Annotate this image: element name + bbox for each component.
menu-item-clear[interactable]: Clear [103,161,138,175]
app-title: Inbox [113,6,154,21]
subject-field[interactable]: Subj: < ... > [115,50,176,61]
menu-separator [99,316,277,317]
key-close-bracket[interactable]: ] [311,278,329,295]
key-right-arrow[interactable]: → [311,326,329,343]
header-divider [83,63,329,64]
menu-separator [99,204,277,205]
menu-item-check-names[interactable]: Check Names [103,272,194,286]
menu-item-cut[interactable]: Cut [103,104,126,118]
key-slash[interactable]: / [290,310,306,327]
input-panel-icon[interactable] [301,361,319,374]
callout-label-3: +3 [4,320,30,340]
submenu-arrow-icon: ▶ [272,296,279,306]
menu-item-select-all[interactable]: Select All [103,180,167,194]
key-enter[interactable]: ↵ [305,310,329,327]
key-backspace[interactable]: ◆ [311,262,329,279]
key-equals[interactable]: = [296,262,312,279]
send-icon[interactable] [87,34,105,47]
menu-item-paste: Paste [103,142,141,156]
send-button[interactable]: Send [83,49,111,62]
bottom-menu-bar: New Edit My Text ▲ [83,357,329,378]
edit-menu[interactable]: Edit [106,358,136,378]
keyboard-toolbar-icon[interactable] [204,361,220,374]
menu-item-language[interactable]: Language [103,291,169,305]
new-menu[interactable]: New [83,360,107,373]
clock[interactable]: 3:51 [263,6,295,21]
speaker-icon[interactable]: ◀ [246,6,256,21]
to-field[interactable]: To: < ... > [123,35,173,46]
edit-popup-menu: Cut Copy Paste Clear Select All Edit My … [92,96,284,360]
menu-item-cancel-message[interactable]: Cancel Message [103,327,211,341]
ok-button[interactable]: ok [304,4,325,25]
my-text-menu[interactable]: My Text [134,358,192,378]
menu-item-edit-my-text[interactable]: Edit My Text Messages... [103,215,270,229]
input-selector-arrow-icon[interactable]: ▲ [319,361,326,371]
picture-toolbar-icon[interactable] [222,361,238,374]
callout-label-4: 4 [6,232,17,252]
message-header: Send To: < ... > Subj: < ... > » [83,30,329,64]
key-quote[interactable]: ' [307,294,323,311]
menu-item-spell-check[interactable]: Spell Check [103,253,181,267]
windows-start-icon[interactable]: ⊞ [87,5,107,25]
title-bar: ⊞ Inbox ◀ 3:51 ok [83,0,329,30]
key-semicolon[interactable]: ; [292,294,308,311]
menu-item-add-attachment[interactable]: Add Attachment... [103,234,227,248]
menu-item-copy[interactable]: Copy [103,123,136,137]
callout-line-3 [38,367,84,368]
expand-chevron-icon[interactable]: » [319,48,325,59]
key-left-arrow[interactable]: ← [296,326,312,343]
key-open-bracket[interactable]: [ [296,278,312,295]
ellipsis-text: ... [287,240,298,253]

+ + + + +

_任务目标_
把材料中的“Inbox”一律更新为“Outbox”，其他内容不动，重新写出全部行。

_回复内容_
Annotate this image: element name + bbox for each component.
menu-item-clear[interactable]: Clear [103,161,138,175]
app-title: Outbox [113,6,154,21]
subject-field[interactable]: Subj: < ... > [115,50,176,61]
menu-separator [99,316,277,317]
key-close-bracket[interactable]: ] [311,278,329,295]
key-right-arrow[interactable]: → [311,326,329,343]
header-divider [83,63,329,64]
menu-separator [99,204,277,205]
menu-item-check-names[interactable]: Check Names [103,272,194,286]
menu-item-cut[interactable]: Cut [103,104,126,118]
key-slash[interactable]: / [290,310,306,327]
input-panel-icon[interactable] [301,361,319,374]
callout-label-3: +3 [4,320,30,340]
submenu-arrow-icon: ▶ [272,296,279,306]
menu-item-select-all[interactable]: Select All [103,180,167,194]
key-enter[interactable]: ↵ [305,310,329,327]
key-backspace[interactable]: ◆ [311,262,329,279]
key-equals[interactable]: = [296,262,312,279]
send-icon[interactable] [87,34,105,47]
menu-item-paste: Paste [103,142,141,156]
send-button[interactable]: Send [83,49,111,62]
bottom-menu-bar: New Edit My Text ▲ [83,357,329,378]
edit-menu[interactable]: Edit [106,358,136,378]
keyboard-toolbar-icon[interactable] [204,361,220,374]
menu-item-language[interactable]: Language [103,291,169,305]
new-menu[interactable]: New [83,360,107,373]
clock[interactable]: 3:51 [263,6,295,21]
speaker-icon[interactable]: ◀ [246,6,256,21]
to-field[interactable]: To: < ... > [123,35,173,46]
edit-popup-menu: Cut Copy Paste Clear Select All Edit My … [92,96,284,360]
menu-item-cancel-message[interactable]: Cancel Message [103,327,211,341]
ok-button[interactable]: ok [304,4,325,25]
my-text-menu[interactable]: My Text [134,358,192,378]
menu-item-edit-my-text[interactable]: Edit My Text Messages... [103,215,270,229]
input-selector-arrow-icon[interactable]: ▲ [319,361,326,371]
picture-toolbar-icon[interactable] [222,361,238,374]
callout-label-4: 4 [6,232,17,252]
message-header: Send To: < ... > Subj: < ... > » [83,30,329,64]
key-quote[interactable]: ' [307,294,323,311]
menu-item-spell-check[interactable]: Spell Check [103,253,181,267]
windows-start-icon[interactable]: ⊞ [87,5,107,25]
title-bar: ⊞ Outbox ◀ 3:51 ok [83,0,329,30]
key-semicolon[interactable]: ; [292,294,308,311]
menu-item-add-attachment[interactable]: Add Attachment... [103,234,227,248]
menu-item-copy[interactable]: Copy [103,123,136,137]
callout-line-3 [38,367,84,368]
expand-chevron-icon[interactable]: » [319,48,325,59]
key-left-arrow[interactable]: ← [296,326,312,343]
key-open-bracket[interactable]: [ [296,278,312,295]
ellipsis-text: ... [287,240,298,253]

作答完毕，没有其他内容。